DIRECTIONS → Reproduce the entries word for word, and omit any picture you find in them.

SUPPLIED ENTRIES →
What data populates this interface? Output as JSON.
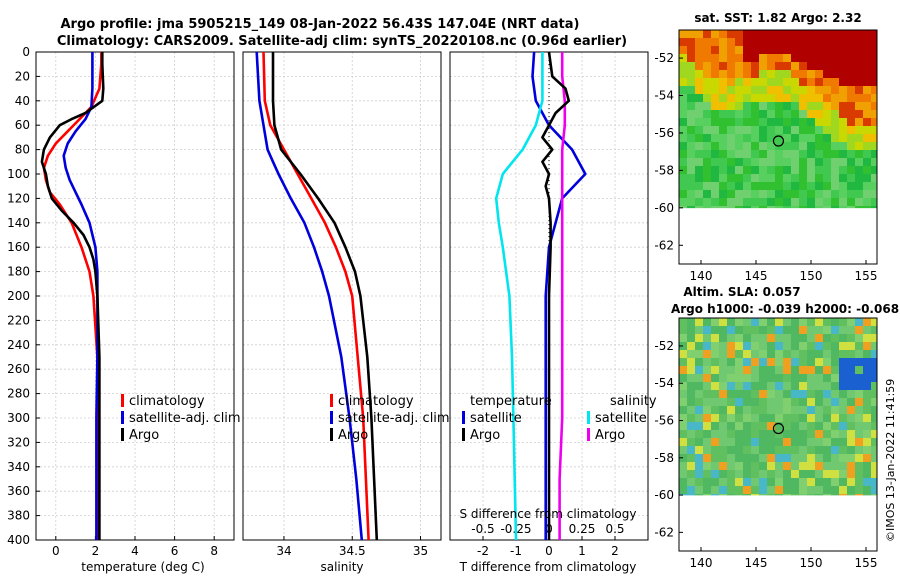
{
  "figure": {
    "title_line1": "Argo profile: jma 5905215_149 08-Jan-2022 56.43S 147.04E (NRT data)",
    "title_line2": "Climatology: CARS2009. Satellite-adj clim: synTS_20220108.nc (0.96d earlier)",
    "credit": "©IMOS 13-Jan-2022 11:41:59"
  },
  "colors": {
    "climatology": "#ff0000",
    "satellite_adj": "#0000dd",
    "argo": "#000000",
    "sal_satellite": "#00e5ee",
    "sal_argo": "#ee00ee",
    "grid": "#cfcfcf"
  },
  "chart_data": [
    {
      "type": "line",
      "id": "temperature",
      "xlabel": "temperature (deg C)",
      "xlim": [
        -1,
        9
      ],
      "xticks": [
        0,
        2,
        4,
        6,
        8
      ],
      "ylim": [
        0,
        400
      ],
      "yticks": [
        0,
        20,
        40,
        60,
        80,
        100,
        120,
        140,
        160,
        180,
        200,
        220,
        240,
        260,
        280,
        300,
        320,
        340,
        360,
        380,
        400
      ],
      "legend": [
        "climatology",
        "satellite-adj. clim",
        "Argo"
      ],
      "series": [
        {
          "name": "climatology",
          "depth": [
            0,
            10,
            30,
            45,
            55,
            65,
            75,
            85,
            95,
            105,
            115,
            125,
            140,
            160,
            180,
            200,
            250,
            300,
            350,
            400
          ],
          "values": [
            2.3,
            2.3,
            2.2,
            1.8,
            1.2,
            0.6,
            0.0,
            -0.4,
            -0.6,
            -0.5,
            -0.3,
            0.2,
            0.8,
            1.3,
            1.7,
            1.9,
            2.1,
            2.15,
            2.15,
            2.15
          ]
        },
        {
          "name": "satellite-adj. clim",
          "depth": [
            0,
            10,
            30,
            45,
            55,
            65,
            75,
            85,
            95,
            105,
            115,
            125,
            140,
            160,
            180,
            200,
            250,
            300,
            350,
            400
          ],
          "values": [
            1.85,
            1.85,
            1.85,
            1.8,
            1.5,
            1.0,
            0.6,
            0.4,
            0.5,
            0.7,
            1.0,
            1.3,
            1.7,
            2.0,
            2.1,
            2.1,
            2.1,
            2.05,
            2.05,
            2.05
          ]
        },
        {
          "name": "Argo",
          "depth": [
            0,
            10,
            30,
            40,
            50,
            55,
            60,
            70,
            80,
            90,
            95,
            100,
            110,
            120,
            130,
            140,
            150,
            160,
            170,
            180,
            200,
            250,
            300,
            350,
            400
          ],
          "values": [
            2.35,
            2.35,
            2.4,
            2.35,
            1.5,
            0.8,
            0.2,
            -0.3,
            -0.6,
            -0.7,
            -0.6,
            -0.5,
            -0.4,
            -0.2,
            0.3,
            0.9,
            1.4,
            1.7,
            1.9,
            2.0,
            2.1,
            2.2,
            2.2,
            2.2,
            2.2
          ]
        }
      ]
    },
    {
      "type": "line",
      "id": "salinity",
      "xlabel": "salinity",
      "xlim": [
        33.7,
        35.15
      ],
      "xticks": [
        34,
        34.5,
        35
      ],
      "ylim": [
        0,
        400
      ],
      "legend": [
        "climatology",
        "satellite-adj. clim",
        "Argo"
      ],
      "series": [
        {
          "name": "climatology",
          "depth": [
            0,
            40,
            60,
            80,
            100,
            120,
            140,
            160,
            180,
            200,
            250,
            300,
            350,
            400
          ],
          "values": [
            33.85,
            33.86,
            33.9,
            34.0,
            34.1,
            34.2,
            34.3,
            34.38,
            34.45,
            34.5,
            34.54,
            34.58,
            34.6,
            34.62
          ]
        },
        {
          "name": "satellite-adj. clim",
          "depth": [
            0,
            40,
            60,
            80,
            90,
            100,
            120,
            140,
            160,
            180,
            200,
            250,
            300,
            350,
            400
          ],
          "values": [
            33.8,
            33.82,
            33.85,
            33.88,
            33.92,
            33.96,
            34.05,
            34.15,
            34.22,
            34.28,
            34.33,
            34.42,
            34.48,
            34.53,
            34.57
          ]
        },
        {
          "name": "Argo",
          "depth": [
            0,
            40,
            60,
            80,
            100,
            120,
            140,
            160,
            180,
            200,
            250,
            300,
            350,
            400
          ],
          "values": [
            33.92,
            33.92,
            33.93,
            33.98,
            34.12,
            34.25,
            34.37,
            34.45,
            34.52,
            34.56,
            34.61,
            34.64,
            34.66,
            34.68
          ]
        }
      ]
    },
    {
      "type": "line",
      "id": "difference",
      "xlabel": "T difference from climatology",
      "xlabel_top": "S difference from climatology",
      "xlim": [
        -3,
        3
      ],
      "xticks": [
        -2,
        -1,
        0,
        1,
        2
      ],
      "xticks_top": [
        "-0.5",
        "-0.25",
        "0",
        "0.25",
        "0.5"
      ],
      "ylim": [
        0,
        400
      ],
      "legend_temperature_title": "temperature",
      "legend_salinity_title": "salinity",
      "legend_temperature": [
        "satellite",
        "Argo"
      ],
      "legend_salinity": [
        "satellite",
        "Argo"
      ],
      "series": [
        {
          "name": "temperature satellite",
          "depth": [
            0,
            20,
            40,
            60,
            80,
            100,
            120,
            140,
            160,
            200,
            250,
            300,
            350,
            400
          ],
          "values": [
            -0.45,
            -0.5,
            -0.4,
            0.0,
            0.7,
            1.1,
            0.4,
            0.2,
            0.0,
            -0.1,
            -0.1,
            -0.1,
            -0.1,
            -0.1
          ]
        },
        {
          "name": "temperature Argo",
          "depth": [
            0,
            20,
            30,
            40,
            50,
            60,
            70,
            80,
            90,
            100,
            110,
            120,
            140,
            160,
            200,
            250,
            300,
            350,
            400
          ],
          "values": [
            0.0,
            0.1,
            0.5,
            0.6,
            0.2,
            0.0,
            -0.2,
            0.1,
            -0.2,
            0.0,
            -0.1,
            0.0,
            0.05,
            0.05,
            0.0,
            0.0,
            0.0,
            0.0,
            0.0
          ]
        },
        {
          "name": "salinity satellite",
          "depth": [
            0,
            20,
            40,
            60,
            80,
            100,
            120,
            140,
            160,
            200,
            250,
            300,
            350,
            400
          ],
          "values": [
            -0.05,
            -0.05,
            -0.05,
            -0.1,
            -0.2,
            -0.35,
            -0.4,
            -0.38,
            -0.35,
            -0.3,
            -0.28,
            -0.27,
            -0.26,
            -0.25
          ]
        },
        {
          "name": "salinity Argo",
          "depth": [
            0,
            20,
            40,
            60,
            80,
            100,
            120,
            140,
            160,
            200,
            250,
            300,
            350,
            400
          ],
          "values": [
            0.1,
            0.1,
            0.12,
            0.12,
            0.1,
            0.1,
            0.1,
            0.1,
            0.1,
            0.1,
            0.1,
            0.1,
            0.08,
            0.08
          ]
        }
      ]
    },
    {
      "type": "heatmap",
      "id": "sst_map",
      "title": "sat. SST: 1.82 Argo: 2.32",
      "xlim": [
        138,
        156
      ],
      "ylim": [
        -63,
        -50.5
      ],
      "xticks": [
        140,
        145,
        150,
        155
      ],
      "yticks": [
        -52,
        -54,
        -56,
        -58,
        -60,
        -62
      ],
      "argo_position": [
        147.04,
        -56.43
      ]
    },
    {
      "type": "heatmap",
      "id": "sla_map",
      "title_line1": "Altim. SLA: 0.057",
      "title_line2": "Argo h1000: -0.039 h2000: -0.068",
      "xlim": [
        138,
        156
      ],
      "ylim": [
        -63,
        -50.5
      ],
      "xticks": [
        140,
        145,
        150,
        155
      ],
      "yticks": [
        -52,
        -54,
        -56,
        -58,
        -60,
        -62
      ],
      "argo_position": [
        147.04,
        -56.43
      ]
    }
  ]
}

EXERCISE RESPONSE →
What data populates this interface? Output as JSON.
{
  "figure": {
    "title_line1": "Argo profile: jma 5905215_149 08-Jan-2022 56.43S 147.04E (NRT data)",
    "title_line2": "Climatology: CARS2009. Satellite-adj clim: synTS_20220108.nc (0.96d earlier)",
    "credit": "©IMOS 13-Jan-2022 11:41:59"
  },
  "colors": {
    "climatology": "#ff0000",
    "satellite_adj": "#0000dd",
    "argo": "#000000",
    "sal_satellite": "#00e5ee",
    "sal_argo": "#ee00ee",
    "grid": "#cfcfcf"
  },
  "chart_data": [
    {
      "type": "line",
      "id": "temperature",
      "xlabel": "temperature (deg C)",
      "xlim": [
        -1,
        9
      ],
      "xticks": [
        0,
        2,
        4,
        6,
        8
      ],
      "ylim": [
        0,
        400
      ],
      "yticks": [
        0,
        20,
        40,
        60,
        80,
        100,
        120,
        140,
        160,
        180,
        200,
        220,
        240,
        260,
        280,
        300,
        320,
        340,
        360,
        380,
        400
      ],
      "legend": [
        "climatology",
        "satellite-adj. clim",
        "Argo"
      ],
      "series": [
        {
          "name": "climatology",
          "depth": [
            0,
            10,
            30,
            45,
            55,
            65,
            75,
            85,
            95,
            105,
            115,
            125,
            140,
            160,
            180,
            200,
            250,
            300,
            350,
            400
          ],
          "values": [
            2.3,
            2.3,
            2.2,
            1.8,
            1.2,
            0.6,
            0.0,
            -0.4,
            -0.6,
            -0.5,
            -0.3,
            0.2,
            0.8,
            1.3,
            1.7,
            1.9,
            2.1,
            2.15,
            2.15,
            2.15
          ]
        },
        {
          "name": "satellite-adj. clim",
          "depth": [
            0,
            10,
            30,
            45,
            55,
            65,
            75,
            85,
            95,
            105,
            115,
            125,
            140,
            160,
            180,
            200,
            250,
            300,
            350,
            400
          ],
          "values": [
            1.85,
            1.85,
            1.85,
            1.8,
            1.5,
            1.0,
            0.6,
            0.4,
            0.5,
            0.7,
            1.0,
            1.3,
            1.7,
            2.0,
            2.1,
            2.1,
            2.1,
            2.05,
            2.05,
            2.05
          ]
        },
        {
          "name": "Argo",
          "depth": [
            0,
            10,
            30,
            40,
            50,
            55,
            60,
            70,
            80,
            90,
            95,
            100,
            110,
            120,
            130,
            140,
            150,
            160,
            170,
            180,
            200,
            250,
            300,
            350,
            400
          ],
          "values": [
            2.35,
            2.35,
            2.4,
            2.35,
            1.5,
            0.8,
            0.2,
            -0.3,
            -0.6,
            -0.7,
            -0.6,
            -0.5,
            -0.4,
            -0.2,
            0.3,
            0.9,
            1.4,
            1.7,
            1.9,
            2.0,
            2.1,
            2.2,
            2.2,
            2.2,
            2.2
          ]
        }
      ]
    },
    {
      "type": "line",
      "id": "salinity",
      "xlabel": "salinity",
      "xlim": [
        33.7,
        35.15
      ],
      "xticks": [
        34,
        34.5,
        35
      ],
      "ylim": [
        0,
        400
      ],
      "legend": [
        "climatology",
        "satellite-adj. clim",
        "Argo"
      ],
      "series": [
        {
          "name": "climatology",
          "depth": [
            0,
            40,
            60,
            80,
            100,
            120,
            140,
            160,
            180,
            200,
            250,
            300,
            350,
            400
          ],
          "values": [
            33.85,
            33.86,
            33.9,
            34.0,
            34.1,
            34.2,
            34.3,
            34.38,
            34.45,
            34.5,
            34.54,
            34.58,
            34.6,
            34.62
          ]
        },
        {
          "name": "satellite-adj. clim",
          "depth": [
            0,
            40,
            60,
            80,
            90,
            100,
            120,
            140,
            160,
            180,
            200,
            250,
            300,
            350,
            400
          ],
          "values": [
            33.8,
            33.82,
            33.85,
            33.88,
            33.92,
            33.96,
            34.05,
            34.15,
            34.22,
            34.28,
            34.33,
            34.42,
            34.48,
            34.53,
            34.57
          ]
        },
        {
          "name": "Argo",
          "depth": [
            0,
            40,
            60,
            80,
            100,
            120,
            140,
            160,
            180,
            200,
            250,
            300,
            350,
            400
          ],
          "values": [
            33.92,
            33.92,
            33.93,
            33.98,
            34.12,
            34.25,
            34.37,
            34.45,
            34.52,
            34.56,
            34.61,
            34.64,
            34.66,
            34.68
          ]
        }
      ]
    },
    {
      "type": "line",
      "id": "difference",
      "xlabel": "T difference from climatology",
      "xlabel_top": "S difference from climatology",
      "xlim": [
        -3,
        3
      ],
      "xticks": [
        -2,
        -1,
        0,
        1,
        2
      ],
      "xticks_top": [
        "-0.5",
        "-0.25",
        "0",
        "0.25",
        "0.5"
      ],
      "ylim": [
        0,
        400
      ],
      "legend_temperature_title": "temperature",
      "legend_salinity_title": "salinity",
      "legend_temperature": [
        "satellite",
        "Argo"
      ],
      "legend_salinity": [
        "satellite",
        "Argo"
      ],
      "series": [
        {
          "name": "temperature satellite",
          "depth": [
            0,
            20,
            40,
            60,
            80,
            100,
            120,
            140,
            160,
            200,
            250,
            300,
            350,
            400
          ],
          "values": [
            -0.45,
            -0.5,
            -0.4,
            0.0,
            0.7,
            1.1,
            0.4,
            0.2,
            0.0,
            -0.1,
            -0.1,
            -0.1,
            -0.1,
            -0.1
          ]
        },
        {
          "name": "temperature Argo",
          "depth": [
            0,
            20,
            30,
            40,
            50,
            60,
            70,
            80,
            90,
            100,
            110,
            120,
            140,
            160,
            200,
            250,
            300,
            350,
            400
          ],
          "values": [
            0.0,
            0.1,
            0.5,
            0.6,
            0.2,
            0.0,
            -0.2,
            0.1,
            -0.2,
            0.0,
            -0.1,
            0.0,
            0.05,
            0.05,
            0.0,
            0.0,
            0.0,
            0.0,
            0.0
          ]
        },
        {
          "name": "salinity satellite",
          "depth": [
            0,
            20,
            40,
            60,
            80,
            100,
            120,
            140,
            160,
            200,
            250,
            300,
            350,
            400
          ],
          "values": [
            -0.05,
            -0.05,
            -0.05,
            -0.1,
            -0.2,
            -0.35,
            -0.4,
            -0.38,
            -0.35,
            -0.3,
            -0.28,
            -0.27,
            -0.26,
            -0.25
          ]
        },
        {
          "name": "salinity Argo",
          "depth": [
            0,
            20,
            40,
            60,
            80,
            100,
            120,
            140,
            160,
            200,
            250,
            300,
            350,
            400
          ],
          "values": [
            0.1,
            0.1,
            0.12,
            0.12,
            0.1,
            0.1,
            0.1,
            0.1,
            0.1,
            0.1,
            0.1,
            0.1,
            0.08,
            0.08
          ]
        }
      ]
    },
    {
      "type": "heatmap",
      "id": "sst_map",
      "title": "sat. SST: 1.82 Argo: 2.32",
      "xlim": [
        138,
        156
      ],
      "ylim": [
        -63,
        -50.5
      ],
      "xticks": [
        140,
        145,
        150,
        155
      ],
      "yticks": [
        -52,
        -54,
        -56,
        -58,
        -60,
        -62
      ],
      "argo_position": [
        147.04,
        -56.43
      ]
    },
    {
      "type": "heatmap",
      "id": "sla_map",
      "title_line1": "Altim. SLA: 0.057",
      "title_line2": "Argo h1000: -0.039 h2000: -0.068",
      "xlim": [
        138,
        156
      ],
      "ylim": [
        -63,
        -50.5
      ],
      "xticks": [
        140,
        145,
        150,
        155
      ],
      "yticks": [
        -52,
        -54,
        -56,
        -58,
        -60,
        -62
      ],
      "argo_position": [
        147.04,
        -56.43
      ]
    }
  ]
}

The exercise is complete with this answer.